**WHAT IS ASKED:**
State how many lines of the listing below include the word "Distance". Give only the number.

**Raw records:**
[Begin]
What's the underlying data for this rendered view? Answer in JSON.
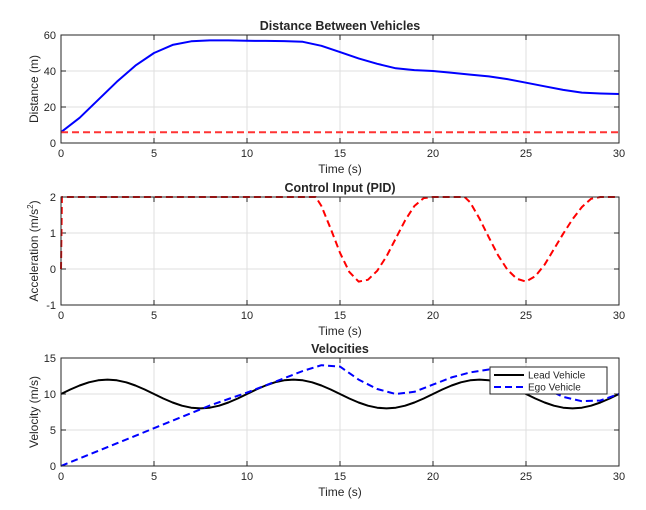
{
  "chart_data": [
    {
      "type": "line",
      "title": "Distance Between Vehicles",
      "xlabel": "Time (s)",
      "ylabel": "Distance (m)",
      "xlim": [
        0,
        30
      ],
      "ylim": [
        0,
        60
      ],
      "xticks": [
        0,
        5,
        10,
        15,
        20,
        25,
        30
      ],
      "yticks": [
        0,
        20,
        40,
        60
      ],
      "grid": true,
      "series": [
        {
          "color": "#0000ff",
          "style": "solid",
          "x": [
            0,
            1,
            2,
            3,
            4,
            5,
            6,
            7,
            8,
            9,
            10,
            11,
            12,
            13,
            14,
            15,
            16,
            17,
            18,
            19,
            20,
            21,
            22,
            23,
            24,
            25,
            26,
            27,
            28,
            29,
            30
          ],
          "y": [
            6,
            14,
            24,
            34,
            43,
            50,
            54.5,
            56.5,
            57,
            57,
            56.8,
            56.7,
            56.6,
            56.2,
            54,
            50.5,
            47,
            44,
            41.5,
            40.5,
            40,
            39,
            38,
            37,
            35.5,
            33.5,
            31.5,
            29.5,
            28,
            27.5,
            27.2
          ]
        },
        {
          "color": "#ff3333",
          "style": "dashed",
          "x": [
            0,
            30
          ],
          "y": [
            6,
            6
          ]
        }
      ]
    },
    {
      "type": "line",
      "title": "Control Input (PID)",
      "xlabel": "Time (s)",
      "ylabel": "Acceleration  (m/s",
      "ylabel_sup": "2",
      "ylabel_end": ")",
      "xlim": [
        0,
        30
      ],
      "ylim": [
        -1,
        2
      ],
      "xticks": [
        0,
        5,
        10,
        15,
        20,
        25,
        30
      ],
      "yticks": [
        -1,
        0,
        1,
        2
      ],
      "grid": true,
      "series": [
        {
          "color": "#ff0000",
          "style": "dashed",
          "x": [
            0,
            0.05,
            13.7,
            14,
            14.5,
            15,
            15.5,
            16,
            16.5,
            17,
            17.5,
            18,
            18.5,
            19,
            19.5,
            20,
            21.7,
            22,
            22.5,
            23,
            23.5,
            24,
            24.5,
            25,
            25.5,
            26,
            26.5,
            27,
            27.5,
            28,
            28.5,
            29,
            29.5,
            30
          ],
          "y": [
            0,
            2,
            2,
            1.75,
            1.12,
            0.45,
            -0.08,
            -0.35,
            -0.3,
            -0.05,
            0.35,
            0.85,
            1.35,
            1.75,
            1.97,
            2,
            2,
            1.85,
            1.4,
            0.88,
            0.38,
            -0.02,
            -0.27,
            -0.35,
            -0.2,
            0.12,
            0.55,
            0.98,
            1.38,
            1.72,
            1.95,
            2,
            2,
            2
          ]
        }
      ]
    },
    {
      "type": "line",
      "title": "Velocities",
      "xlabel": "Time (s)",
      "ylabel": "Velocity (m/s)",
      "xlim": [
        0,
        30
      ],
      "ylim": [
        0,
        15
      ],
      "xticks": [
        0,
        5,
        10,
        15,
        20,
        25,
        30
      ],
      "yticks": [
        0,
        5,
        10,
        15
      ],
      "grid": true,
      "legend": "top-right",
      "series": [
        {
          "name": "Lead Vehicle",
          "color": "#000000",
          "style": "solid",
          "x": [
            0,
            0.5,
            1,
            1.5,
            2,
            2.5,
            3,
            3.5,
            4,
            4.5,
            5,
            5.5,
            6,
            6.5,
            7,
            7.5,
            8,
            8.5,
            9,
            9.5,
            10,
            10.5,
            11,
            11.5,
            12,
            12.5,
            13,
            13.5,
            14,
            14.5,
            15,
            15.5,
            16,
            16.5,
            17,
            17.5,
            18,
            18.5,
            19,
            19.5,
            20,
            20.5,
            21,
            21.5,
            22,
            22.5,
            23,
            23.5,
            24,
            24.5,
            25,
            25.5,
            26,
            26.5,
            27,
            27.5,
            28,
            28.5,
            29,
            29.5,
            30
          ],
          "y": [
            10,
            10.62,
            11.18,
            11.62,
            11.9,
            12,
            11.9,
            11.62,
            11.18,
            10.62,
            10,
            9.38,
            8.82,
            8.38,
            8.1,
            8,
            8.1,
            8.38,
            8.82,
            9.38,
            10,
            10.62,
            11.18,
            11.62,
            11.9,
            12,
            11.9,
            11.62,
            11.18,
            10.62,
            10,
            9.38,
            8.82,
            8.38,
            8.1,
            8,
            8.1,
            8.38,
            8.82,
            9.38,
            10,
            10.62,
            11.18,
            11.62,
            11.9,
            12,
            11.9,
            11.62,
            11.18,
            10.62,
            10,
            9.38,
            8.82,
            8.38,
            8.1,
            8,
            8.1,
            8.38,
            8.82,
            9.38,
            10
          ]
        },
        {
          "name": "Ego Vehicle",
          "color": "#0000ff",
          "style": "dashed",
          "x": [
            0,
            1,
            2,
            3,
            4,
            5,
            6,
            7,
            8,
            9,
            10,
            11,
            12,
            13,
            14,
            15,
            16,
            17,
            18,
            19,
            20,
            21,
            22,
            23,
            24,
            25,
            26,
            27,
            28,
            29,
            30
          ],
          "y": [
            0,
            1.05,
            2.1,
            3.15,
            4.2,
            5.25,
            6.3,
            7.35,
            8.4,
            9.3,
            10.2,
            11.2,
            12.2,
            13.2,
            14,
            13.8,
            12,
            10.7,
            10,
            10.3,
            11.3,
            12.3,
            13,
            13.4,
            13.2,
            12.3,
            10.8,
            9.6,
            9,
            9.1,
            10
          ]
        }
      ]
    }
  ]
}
[End]
**ANSWER FOR THIS EXERCISE:**
2